### [Given task]
Transcribe all records exactly.

### [Extracted records]
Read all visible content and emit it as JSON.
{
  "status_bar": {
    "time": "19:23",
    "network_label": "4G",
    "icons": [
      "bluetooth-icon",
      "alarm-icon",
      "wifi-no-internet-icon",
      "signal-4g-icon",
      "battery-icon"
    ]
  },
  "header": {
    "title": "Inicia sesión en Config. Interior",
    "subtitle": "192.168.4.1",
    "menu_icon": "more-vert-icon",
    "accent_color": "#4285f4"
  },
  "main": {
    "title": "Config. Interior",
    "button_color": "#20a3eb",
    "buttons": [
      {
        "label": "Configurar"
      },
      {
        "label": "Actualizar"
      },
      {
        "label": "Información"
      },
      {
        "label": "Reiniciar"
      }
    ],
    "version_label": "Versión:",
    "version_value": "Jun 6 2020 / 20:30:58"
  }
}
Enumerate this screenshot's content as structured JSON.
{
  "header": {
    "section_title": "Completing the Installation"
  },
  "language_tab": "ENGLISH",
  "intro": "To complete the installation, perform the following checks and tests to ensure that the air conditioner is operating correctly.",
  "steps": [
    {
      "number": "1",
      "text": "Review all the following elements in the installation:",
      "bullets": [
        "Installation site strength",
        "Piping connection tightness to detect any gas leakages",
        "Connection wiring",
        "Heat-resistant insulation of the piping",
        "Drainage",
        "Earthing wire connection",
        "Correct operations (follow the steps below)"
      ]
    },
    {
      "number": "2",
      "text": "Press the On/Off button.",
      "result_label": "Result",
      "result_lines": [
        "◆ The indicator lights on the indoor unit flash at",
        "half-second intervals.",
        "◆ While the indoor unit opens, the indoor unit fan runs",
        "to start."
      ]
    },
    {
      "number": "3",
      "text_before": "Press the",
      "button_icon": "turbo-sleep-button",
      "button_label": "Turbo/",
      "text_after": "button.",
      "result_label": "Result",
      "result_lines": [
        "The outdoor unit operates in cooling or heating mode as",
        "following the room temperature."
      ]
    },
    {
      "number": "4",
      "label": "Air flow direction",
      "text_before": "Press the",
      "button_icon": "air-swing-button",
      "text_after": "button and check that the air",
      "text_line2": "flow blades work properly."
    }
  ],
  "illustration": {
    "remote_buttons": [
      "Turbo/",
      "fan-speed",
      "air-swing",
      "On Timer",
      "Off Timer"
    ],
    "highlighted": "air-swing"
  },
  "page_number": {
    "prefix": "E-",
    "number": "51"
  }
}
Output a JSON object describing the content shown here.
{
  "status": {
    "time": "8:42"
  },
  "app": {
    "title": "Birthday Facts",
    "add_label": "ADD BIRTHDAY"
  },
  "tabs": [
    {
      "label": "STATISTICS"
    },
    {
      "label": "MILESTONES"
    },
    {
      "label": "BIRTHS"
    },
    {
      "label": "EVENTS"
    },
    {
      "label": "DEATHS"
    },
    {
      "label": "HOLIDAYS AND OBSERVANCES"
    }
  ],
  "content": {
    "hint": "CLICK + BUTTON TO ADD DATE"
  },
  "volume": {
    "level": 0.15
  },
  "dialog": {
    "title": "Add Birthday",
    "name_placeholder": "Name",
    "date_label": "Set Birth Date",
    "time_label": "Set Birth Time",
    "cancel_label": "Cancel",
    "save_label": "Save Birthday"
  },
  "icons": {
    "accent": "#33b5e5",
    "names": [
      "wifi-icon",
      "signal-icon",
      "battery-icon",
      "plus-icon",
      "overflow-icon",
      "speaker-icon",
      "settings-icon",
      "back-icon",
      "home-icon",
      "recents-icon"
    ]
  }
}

### [Response to this exercise]
Read all visible content and emit it as JSON.
{
  "status_bar": {
    "time": "19:23",
    "network_label": "4G",
    "icons": [
      "bluetooth-icon",
      "alarm-icon",
      "wifi-no-internet-icon",
      "signal-4g-icon",
      "battery-icon"
    ]
  },
  "header": {
    "title": "Inicia sesión en Config. Interior",
    "subtitle": "192.168.4.1",
    "menu_icon": "more-vert-icon",
    "accent_color": "#4285f4"
  },
  "main": {
    "title": "Config. Interior",
    "button_color": "#20a3eb",
    "buttons": [
      {
        "label": "Configurar"
      },
      {
        "label": "Actualizar"
      },
      {
        "label": "Información"
      },
      {
        "label": "Reiniciar"
      }
    ],
    "version_label": "Versión:",
    "version_value": "Jun 6 2020 / 20:30:58"
  }
}
Enumerate this screenshot's content as structured JSON.
{
  "header": {
    "section_title": "Completing the Installation"
  },
  "language_tab": "ENGLISH",
  "intro": "To complete the installation, perform the following checks and tests to ensure that the air conditioner is operating correctly.",
  "steps": [
    {
      "number": "1",
      "text": "Review all the following elements in the installation:",
      "bullets": [
        "Installation site strength",
        "Piping connection tightness to detect any gas leakages",
        "Connection wiring",
        "Heat-resistant insulation of the piping",
        "Drainage",
        "Earthing wire connection",
        "Correct operations (follow the steps below)"
      ]
    },
    {
      "number": "2",
      "text": "Press the On/Off button.",
      "result_label": "Result",
      "result_lines": [
        "◆ The indicator lights on the indoor unit flash at",
        "half-second intervals.",
        "◆ While the indoor unit opens, the indoor unit fan runs",
        "to start."
      ]
    },
    {
      "number": "3",
      "text_before": "Press the",
      "button_icon": "turbo-sleep-button",
      "button_label": "Turbo/",
      "text_after": "button.",
      "result_label": "Result",
      "result_lines": [
        "The outdoor unit operates in cooling or heating mode as",
        "following the room temperature."
      ]
    },
    {
      "number": "4",
      "label": "Air flow direction",
      "text_before": "Press the",
      "button_icon": "air-swing-button",
      "text_after": "button and check that the air",
      "text_line2": "flow blades work properly."
    }
  ],
  "illustration": {
    "remote_buttons": [
      "Turbo/",
      "fan-speed",
      "air-swing",
      "On Timer",
      "Off Timer"
    ],
    "highlighted": "air-swing"
  },
  "page_number": {
    "prefix": "E-",
    "number": "51"
  }
}
Output a JSON object describing the content shown here.
{
  "status": {
    "time": "8:42"
  },
  "app": {
    "title": "Birthday Facts",
    "add_label": "ADD BIRTHDAY"
  },
  "tabs": [
    {
      "label": "STATISTICS"
    },
    {
      "label": "MILESTONES"
    },
    {
      "label": "BIRTHS"
    },
    {
      "label": "EVENTS"
    },
    {
      "label": "DEATHS"
    },
    {
      "label": "HOLIDAYS AND OBSERVANCES"
    }
  ],
  "content": {
    "hint": "CLICK + BUTTON TO ADD DATE"
  },
  "volume": {
    "level": 0.15
  },
  "dialog": {
    "title": "Add Birthday",
    "name_placeholder": "Name",
    "date_label": "Set Birth Date",
    "time_label": "Set Birth Time",
    "cancel_label": "Cancel",
    "save_label": "Save Birthday"
  },
  "icons": {
    "accent": "#33b5e5",
    "names": [
      "wifi-icon",
      "signal-icon",
      "battery-icon",
      "plus-icon",
      "overflow-icon",
      "speaker-icon",
      "settings-icon",
      "back-icon",
      "home-icon",
      "recents-icon"
    ]
  }
}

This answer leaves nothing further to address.